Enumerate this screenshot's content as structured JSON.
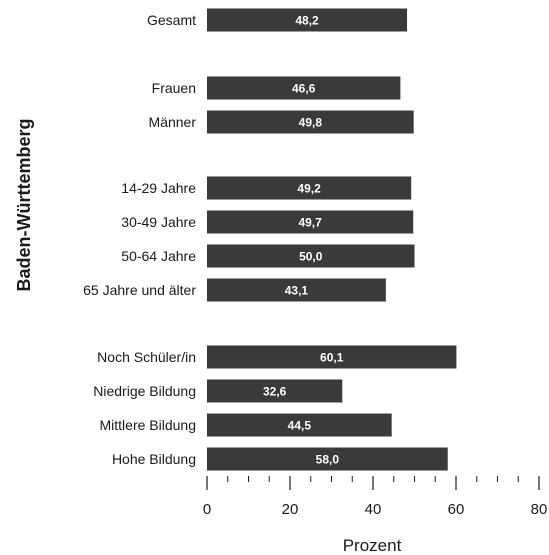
{
  "chart_data": {
    "type": "bar",
    "orientation": "horizontal",
    "ylabel": "Baden-Württemberg",
    "xlabel": "Prozent",
    "xlim": [
      0,
      80
    ],
    "xticks": [
      0,
      20,
      40,
      60,
      80
    ],
    "bar_color": "#3a3a3a",
    "groups": [
      {
        "categories": [
          "Gesamt"
        ],
        "values": [
          48.2
        ],
        "labels": [
          "48,2"
        ]
      },
      {
        "categories": [
          "Frauen",
          "Männer"
        ],
        "values": [
          46.6,
          49.8
        ],
        "labels": [
          "46,6",
          "49,8"
        ]
      },
      {
        "categories": [
          "14-29 Jahre",
          "30-49 Jahre",
          "50-64 Jahre",
          "65 Jahre und älter"
        ],
        "values": [
          49.2,
          49.7,
          50.0,
          43.1
        ],
        "labels": [
          "49,2",
          "49,7",
          "50,0",
          "43,1"
        ]
      },
      {
        "categories": [
          "Noch Schüler/in",
          "Niedrige Bildung",
          "Mittlere Bildung",
          "Hohe Bildung"
        ],
        "values": [
          60.1,
          32.6,
          44.5,
          58.0
        ],
        "labels": [
          "60,1",
          "32,6",
          "44,5",
          "58,0"
        ]
      }
    ]
  }
}
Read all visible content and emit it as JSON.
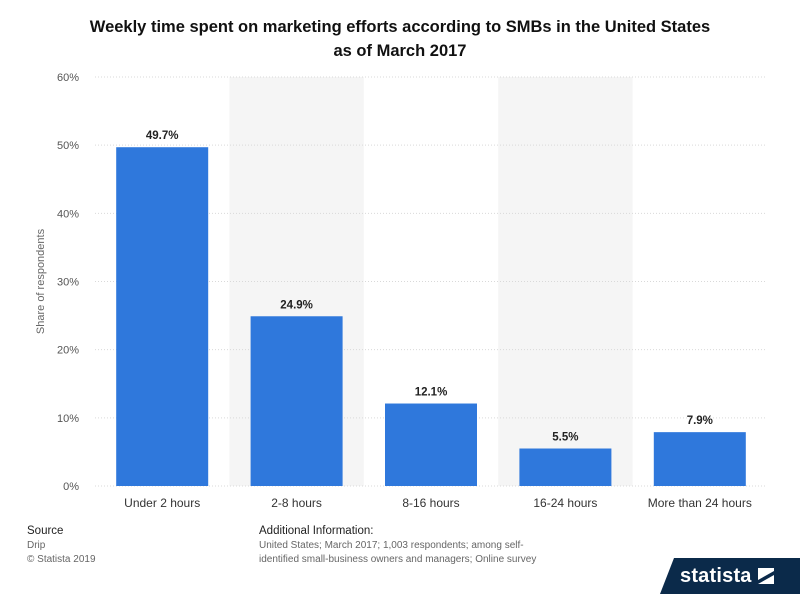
{
  "title_lines": [
    "Weekly time spent on marketing efforts according to SMBs in the United States",
    "as of March 2017"
  ],
  "chart_data": {
    "type": "bar",
    "title": "Weekly time spent on marketing efforts according to SMBs in the United States as of March 2017",
    "categories": [
      "Under 2 hours",
      "2-8 hours",
      "8-16 hours",
      "16-24 hours",
      "More than 24 hours"
    ],
    "values": [
      49.7,
      24.9,
      12.1,
      5.5,
      7.9
    ],
    "value_labels": [
      "49.7%",
      "24.9%",
      "12.1%",
      "5.5%",
      "7.9%"
    ],
    "ylabel": "Share of respondents",
    "xlabel": "",
    "ylim": [
      0,
      60
    ],
    "yticks": [
      "0%",
      "10%",
      "20%",
      "30%",
      "40%",
      "50%",
      "60%"
    ],
    "grid": true,
    "bar_color": "#2f78dc",
    "band_color": "#f5f5f5"
  },
  "footer": {
    "source_heading": "Source",
    "source_name": "Drip",
    "copyright": "© Statista 2019",
    "info_heading": "Additional Information:",
    "info_text": "United States; March 2017; 1,003 respondents; among self-identified small-business owners and managers; Online survey"
  },
  "brand": {
    "name": "statista",
    "icon": "statista-logo-icon"
  }
}
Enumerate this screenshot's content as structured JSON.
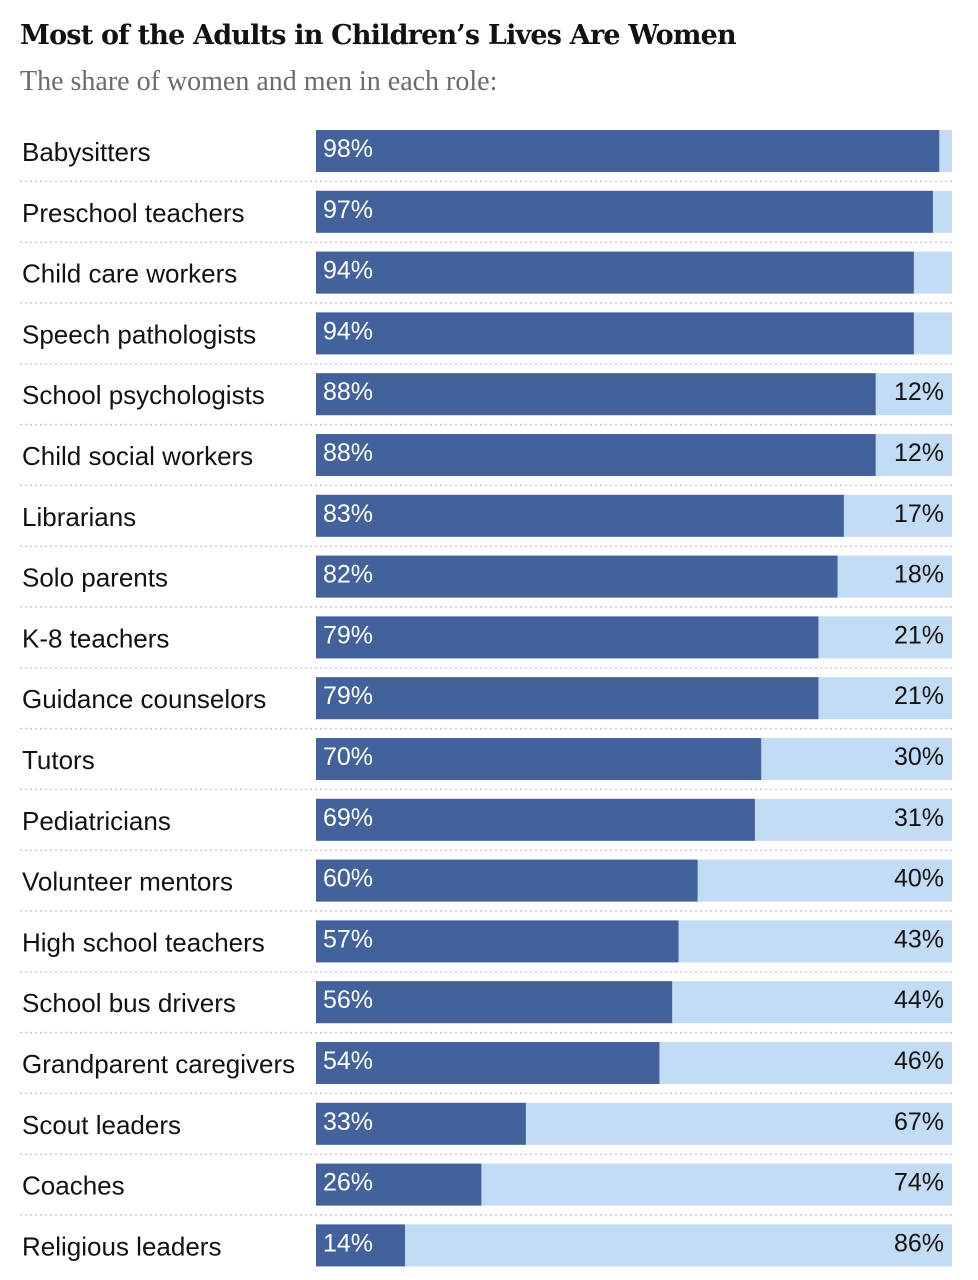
{
  "header": {
    "title": "Most of the Adults in Children’s Lives Are Women",
    "subtitle": "The share of women and men in each role:"
  },
  "colors": {
    "women": "#43619a",
    "men": "#c3dcf6",
    "divider": "#c8c8c8"
  },
  "chart_data": {
    "type": "bar",
    "orientation": "horizontal",
    "stacked": true,
    "title": "Most of the Adults in Children’s Lives Are Women",
    "subtitle": "The share of women and men in each role:",
    "xlim": [
      0,
      100
    ],
    "grid": false,
    "categories": [
      "Babysitters",
      "Preschool teachers",
      "Child care workers",
      "Speech pathologists",
      "School psychologists",
      "Child social workers",
      "Librarians",
      "Solo parents",
      "K-8 teachers",
      "Guidance counselors",
      "Tutors",
      "Pediatricians",
      "Volunteer mentors",
      "High school teachers",
      "School bus drivers",
      "Grandparent caregivers",
      "Scout leaders",
      "Coaches",
      "Religious leaders"
    ],
    "series": [
      {
        "values": [
          98,
          97,
          94,
          94,
          88,
          88,
          83,
          82,
          79,
          79,
          70,
          69,
          60,
          57,
          56,
          54,
          33,
          26,
          14
        ],
        "labels": [
          "98%",
          "97%",
          "94%",
          "94%",
          "88%",
          "88%",
          "83%",
          "82%",
          "79%",
          "79%",
          "70%",
          "69%",
          "60%",
          "57%",
          "56%",
          "54%",
          "33%",
          "26%",
          "14%"
        ]
      },
      {
        "values": [
          2,
          3,
          6,
          6,
          12,
          12,
          17,
          18,
          21,
          21,
          30,
          31,
          40,
          43,
          44,
          46,
          67,
          74,
          86
        ],
        "labels": [
          "",
          "",
          "",
          "",
          "12%",
          "12%",
          "17%",
          "18%",
          "21%",
          "21%",
          "30%",
          "31%",
          "40%",
          "43%",
          "44%",
          "46%",
          "67%",
          "74%",
          "86%"
        ]
      }
    ]
  }
}
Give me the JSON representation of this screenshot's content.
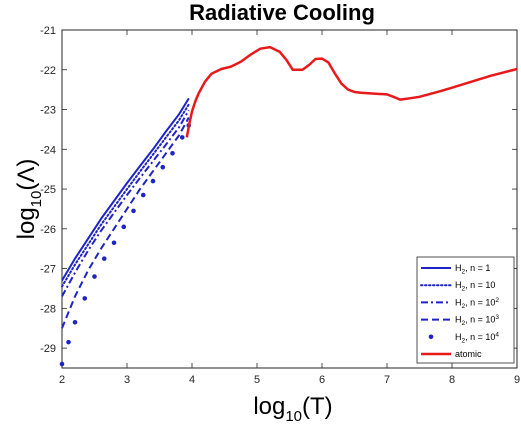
{
  "chart_data": {
    "type": "line",
    "title": "Radiative Cooling",
    "xlabel": {
      "prefix": "log",
      "sub": "10",
      "arg": "(T)"
    },
    "ylabel": {
      "prefix": "log",
      "sub": "10",
      "arg": "(Λ)"
    },
    "xlim": [
      2,
      9
    ],
    "ylim": [
      -29.5,
      -21
    ],
    "xticks": [
      2,
      3,
      4,
      5,
      6,
      7,
      8,
      9
    ],
    "yticks": [
      -21,
      -22,
      -23,
      -24,
      -25,
      -26,
      -27,
      -28,
      -29
    ],
    "grid": false,
    "legend_position": "bottom-right",
    "colors": {
      "h2": "#1f24c7",
      "atomic": "#e8191b",
      "axis": "#262626"
    },
    "series": [
      {
        "label": {
          "base": "H",
          "sub": "2",
          "text": ", n = 1",
          "sup": ""
        },
        "style": "solid",
        "color": "#1f24c7",
        "x": [
          2.0,
          2.2,
          2.4,
          2.6,
          2.8,
          3.0,
          3.2,
          3.4,
          3.6,
          3.8,
          3.95
        ],
        "y": [
          -27.3,
          -26.75,
          -26.25,
          -25.75,
          -25.3,
          -24.85,
          -24.42,
          -24.0,
          -23.55,
          -23.12,
          -22.72
        ]
      },
      {
        "label": {
          "base": "H",
          "sub": "2",
          "text": ", n = 10",
          "sup": ""
        },
        "style": "dotted",
        "color": "#1f24c7",
        "x": [
          2.0,
          2.2,
          2.4,
          2.6,
          2.8,
          3.0,
          3.2,
          3.4,
          3.6,
          3.8,
          3.95
        ],
        "y": [
          -27.45,
          -26.9,
          -26.4,
          -25.9,
          -25.45,
          -25.0,
          -24.56,
          -24.13,
          -23.7,
          -23.27,
          -22.87
        ]
      },
      {
        "label": {
          "base": "H",
          "sub": "2",
          "text": ", n = 10",
          "sup": "2"
        },
        "style": "dashdot",
        "color": "#1f24c7",
        "x": [
          2.0,
          2.2,
          2.4,
          2.6,
          2.8,
          3.0,
          3.2,
          3.4,
          3.6,
          3.8,
          3.95
        ],
        "y": [
          -27.7,
          -27.1,
          -26.55,
          -26.05,
          -25.6,
          -25.15,
          -24.72,
          -24.3,
          -23.88,
          -23.45,
          -23.02
        ]
      },
      {
        "label": {
          "base": "H",
          "sub": "2",
          "text": ", n = 10",
          "sup": "3"
        },
        "style": "dashed",
        "color": "#1f24c7",
        "x": [
          2.0,
          2.2,
          2.4,
          2.6,
          2.8,
          3.0,
          3.2,
          3.4,
          3.6,
          3.8,
          3.95
        ],
        "y": [
          -28.5,
          -27.7,
          -27.05,
          -26.5,
          -26.0,
          -25.5,
          -25.0,
          -24.55,
          -24.1,
          -23.65,
          -23.2
        ]
      },
      {
        "label": {
          "base": "H",
          "sub": "2",
          "text": ", n = 10",
          "sup": "4"
        },
        "style": "dots",
        "color": "#1f24c7",
        "x": [
          2.0,
          2.1,
          2.2,
          2.35,
          2.5,
          2.65,
          2.8,
          2.95,
          3.1,
          3.25,
          3.4,
          3.55,
          3.7,
          3.85,
          3.95
        ],
        "y": [
          -29.4,
          -28.85,
          -28.35,
          -27.75,
          -27.2,
          -26.75,
          -26.35,
          -25.95,
          -25.55,
          -25.15,
          -24.8,
          -24.45,
          -24.1,
          -23.7,
          -23.4
        ]
      },
      {
        "label": {
          "base": "atomic",
          "sub": "",
          "text": "",
          "sup": ""
        },
        "style": "solid-thick",
        "color": "#e8191b",
        "x": [
          3.92,
          3.96,
          4.0,
          4.05,
          4.1,
          4.2,
          4.3,
          4.45,
          4.6,
          4.75,
          4.9,
          5.05,
          5.2,
          5.35,
          5.45,
          5.55,
          5.7,
          5.8,
          5.9,
          6.0,
          6.1,
          6.2,
          6.3,
          6.4,
          6.5,
          6.6,
          6.8,
          7.0,
          7.1,
          7.2,
          7.3,
          7.5,
          7.8,
          8.0,
          8.3,
          8.6,
          9.0
        ],
        "y": [
          -23.7,
          -23.35,
          -23.05,
          -22.8,
          -22.6,
          -22.3,
          -22.1,
          -21.98,
          -21.92,
          -21.8,
          -21.62,
          -21.47,
          -21.43,
          -21.55,
          -21.75,
          -22.0,
          -22.0,
          -21.88,
          -21.73,
          -21.72,
          -21.82,
          -22.1,
          -22.35,
          -22.5,
          -22.56,
          -22.58,
          -22.6,
          -22.62,
          -22.68,
          -22.75,
          -22.73,
          -22.68,
          -22.55,
          -22.45,
          -22.3,
          -22.15,
          -21.98
        ]
      }
    ]
  }
}
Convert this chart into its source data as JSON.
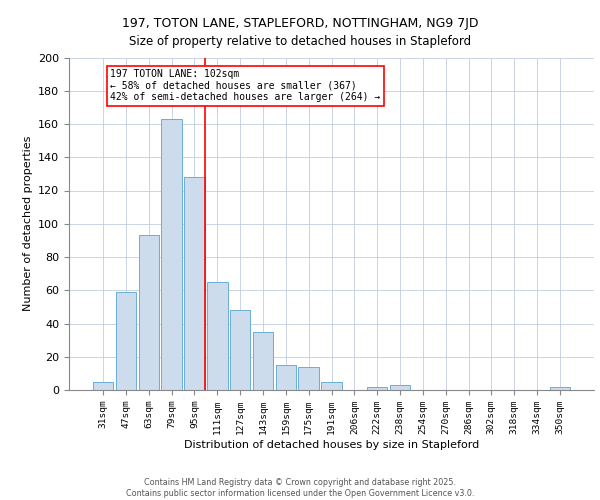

• **WORK INSTRUCTIONS**: Search the records for the word "States", then list every line that has it.

• **RESULT FOR THIS EXERCISE**:
    "Weekly time spent on marketing efforts according to SMBs in the United States",
    "title": "Weekly time spent on marketing efforts according to SMBs in the United States as of March 2017",
    "info_text": "United States; March 2017; 1,003 respondents; among self-identified small-business owners and managers; Online survey"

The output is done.